---- INPUT FOR THIS TASK
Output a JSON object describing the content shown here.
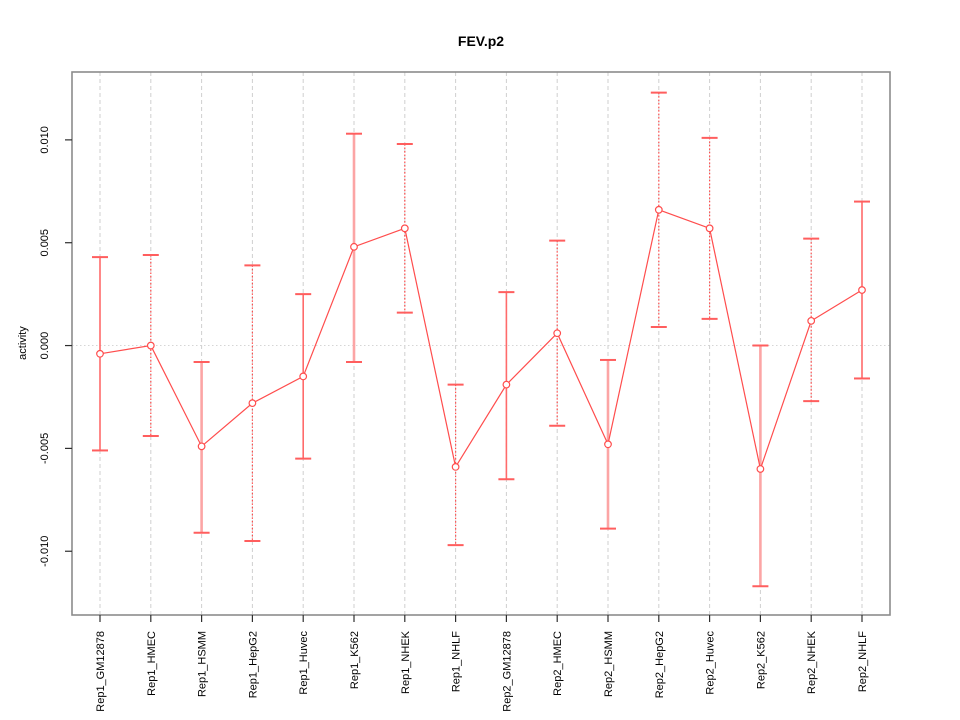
{
  "chart_data": {
    "type": "line",
    "title": "FEV.p2",
    "xlabel": "",
    "ylabel": "activity",
    "legend": "none",
    "grid": "vertical dashed gridline per category; dotted horizontal line at y=0",
    "ylim": [
      -0.0131,
      0.0133
    ],
    "yticks": [
      -0.01,
      -0.005,
      0.0,
      0.005,
      0.01
    ],
    "ytick_labels": [
      "-0.010",
      "-0.005",
      "0.000",
      "0.005",
      "0.010"
    ],
    "categories": [
      "Rep1_GM12878",
      "Rep1_HMEC",
      "Rep1_HSMM",
      "Rep1_HepG2",
      "Rep1_Huvec",
      "Rep1_K562",
      "Rep1_NHEK",
      "Rep1_NHLF",
      "Rep2_GM12878",
      "Rep2_HMEC",
      "Rep2_HSMM",
      "Rep2_HepG2",
      "Rep2_Huvec",
      "Rep2_K562",
      "Rep2_NHEK",
      "Rep2_NHLF"
    ],
    "values": [
      -0.0004,
      0.0,
      -0.0049,
      -0.0028,
      -0.0015,
      0.0048,
      0.0057,
      -0.0059,
      -0.0019,
      0.0006,
      -0.0048,
      0.0066,
      0.0057,
      -0.006,
      0.0012,
      0.0027
    ],
    "error_low": [
      -0.0051,
      -0.0044,
      -0.0091,
      -0.0095,
      -0.0055,
      -0.0008,
      0.0016,
      -0.0097,
      -0.0065,
      -0.0039,
      -0.0089,
      0.0009,
      0.0013,
      -0.0117,
      -0.0027,
      -0.0016
    ],
    "error_high": [
      0.0043,
      0.0044,
      -0.0008,
      0.0039,
      0.0025,
      0.0103,
      0.0098,
      -0.0019,
      0.0026,
      0.0051,
      -0.0007,
      0.0123,
      0.0101,
      0.0,
      0.0052,
      0.007
    ],
    "error_bar_styles": [
      "solid",
      "dotted",
      "thick",
      "dotted",
      "solid",
      "thick",
      "dotted",
      "dotted",
      "solid",
      "dotted",
      "thick",
      "dotted",
      "dotted",
      "thick",
      "dotted",
      "solid"
    ],
    "colors": {
      "series_red": "#FF4D4D",
      "cap_red": "#FF5E5E",
      "bar_pink": "#FCA5A5",
      "grid_gray": "#CFCFCF",
      "zero_line_gray": "#D6D6D6",
      "box_border_gray": "#8C8C8C",
      "tick_black": "#2E2E2E"
    }
  }
}
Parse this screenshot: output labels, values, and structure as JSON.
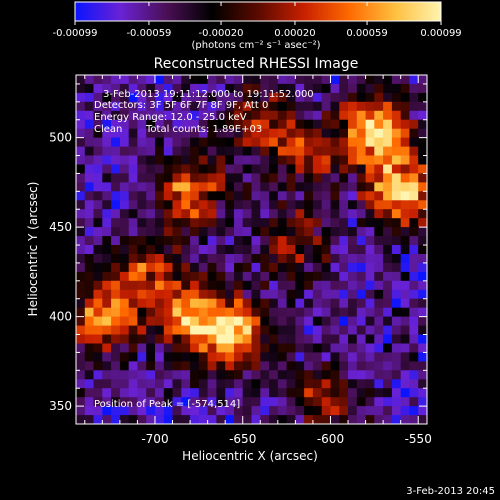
{
  "colorbar": {
    "ticks": [
      "-0.00099",
      "-0.00059",
      "-0.00020",
      "0.00020",
      "0.00059",
      "0.00099"
    ],
    "tick_values": [
      -0.00099,
      -0.00059,
      -0.0002,
      0.0002,
      0.00059,
      0.00099
    ],
    "range": [
      -0.00099,
      0.00099
    ],
    "unit_label": "(photons cm⁻² s⁻¹ asec⁻²)",
    "colors": [
      "#0a14ff",
      "#6a22d4",
      "#4a0f55",
      "#000000",
      "#5a0a00",
      "#c82000",
      "#ff6a00",
      "#ffc040",
      "#fff4b0"
    ]
  },
  "chart_data": {
    "type": "heatmap",
    "title": "Reconstructed RHESSI Image",
    "xlabel": "Heliocentric X (arcsec)",
    "ylabel": "Heliocentric Y (arcsec)",
    "xlim": [
      -745,
      -545
    ],
    "ylim": [
      340,
      535
    ],
    "x_ticks": [
      "-700",
      "-650",
      "-600",
      "-550"
    ],
    "x_tick_values": [
      -700,
      -650,
      -600,
      -550
    ],
    "y_ticks": [
      "350",
      "400",
      "450",
      "500"
    ],
    "y_tick_values": [
      350,
      400,
      450,
      500
    ],
    "peak_position": [
      -574,
      514
    ],
    "hot_regions": [
      {
        "x": -575,
        "y": 505,
        "intensity": 1.0
      },
      {
        "x": -560,
        "y": 470,
        "intensity": 0.95
      },
      {
        "x": -655,
        "y": 390,
        "intensity": 0.95
      },
      {
        "x": -680,
        "y": 400,
        "intensity": 0.8
      },
      {
        "x": -730,
        "y": 400,
        "intensity": 0.8
      },
      {
        "x": -680,
        "y": 470,
        "intensity": 0.75
      },
      {
        "x": -705,
        "y": 425,
        "intensity": 0.6
      },
      {
        "x": -620,
        "y": 440,
        "intensity": 0.5
      },
      {
        "x": -615,
        "y": 490,
        "intensity": 0.5
      },
      {
        "x": -640,
        "y": 510,
        "intensity": 0.55
      },
      {
        "x": -605,
        "y": 355,
        "intensity": 0.5
      }
    ],
    "annotations": [
      "3-Feb-2013 19:11:12.000 to 19:11:52.000",
      "Detectors: 3F 5F 6F 7F 8F 9F, Att 0",
      "Energy Range: 12.0 - 25.0 keV",
      "Clean",
      "Total counts: 1.89E+03",
      "Position of Peak = [-574,514]"
    ]
  },
  "footer": {
    "timestamp": "3-Feb-2013 20:45"
  }
}
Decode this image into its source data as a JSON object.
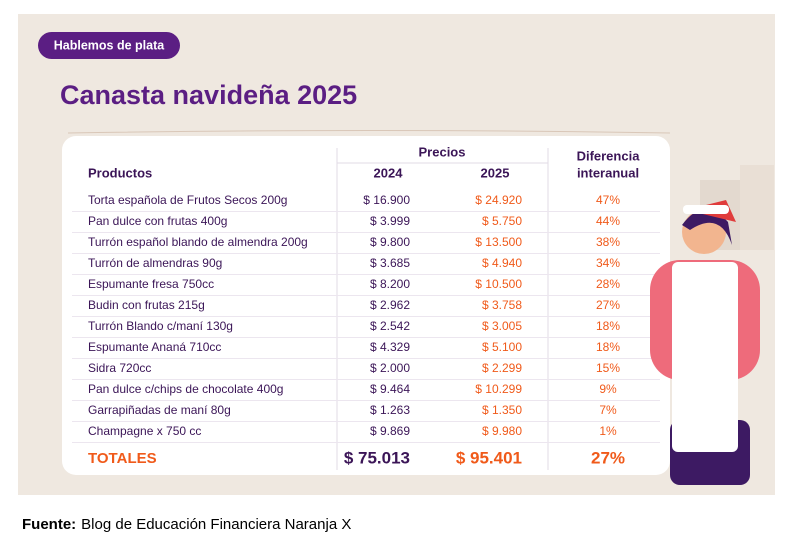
{
  "header": {
    "badge": "Hablemos de plata",
    "title": "Canasta navideña 2025"
  },
  "table": {
    "columns": {
      "product": "Productos",
      "prices": "Precios",
      "year_a": "2024",
      "year_b": "2025",
      "diff_1": "Diferencia",
      "diff_2": "interanual"
    },
    "rows": [
      [
        "Torta española de Frutos Secos 200g",
        "$ 16.900",
        "$ 24.920",
        "47%"
      ],
      [
        "Pan dulce con frutas 400g",
        "$ 3.999",
        "$ 5.750",
        "44%"
      ],
      [
        "Turrón español blando de almendra 200g",
        "$ 9.800",
        "$ 13.500",
        "38%"
      ],
      [
        "Turrón de almendras 90g",
        "$ 3.685",
        "$ 4.940",
        "34%"
      ],
      [
        "Espumante fresa 750cc",
        "$ 8.200",
        "$ 10.500",
        "28%"
      ],
      [
        "Budin con frutas 215g",
        "$ 2.962",
        "$ 3.758",
        "27%"
      ],
      [
        "Turrón Blando c/maní 130g",
        "$ 2.542",
        "$ 3.005",
        "18%"
      ],
      [
        "Espumante Ananá 710cc",
        "$ 4.329",
        "$ 5.100",
        "18%"
      ],
      [
        "Sidra 720cc",
        "$ 2.000",
        "$ 2.299",
        "15%"
      ],
      [
        "Pan dulce c/chips de chocolate 400g",
        "$ 9.464",
        "$ 10.299",
        "9%"
      ],
      [
        "Garrapiñadas de maní 80g",
        "$ 1.263",
        "$ 1.350",
        "7%"
      ],
      [
        "Champagne x 750 cc",
        "$ 9.869",
        "$ 9.980",
        "1%"
      ]
    ],
    "totals": [
      "TOTALES",
      "$ 75.013",
      "$ 95.401",
      "27%"
    ]
  },
  "footer": {
    "label": "Fuente:",
    "text": "Blog de Educación Financiera Naranja X"
  }
}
--------
- [EXERCISE DIRECTIONS]: Copy each line of the listing that contains the string "Espumante".

- [TASK RESPONSE]:
        "Espumante fresa 750cc",
        "Espumante Ananá 710cc",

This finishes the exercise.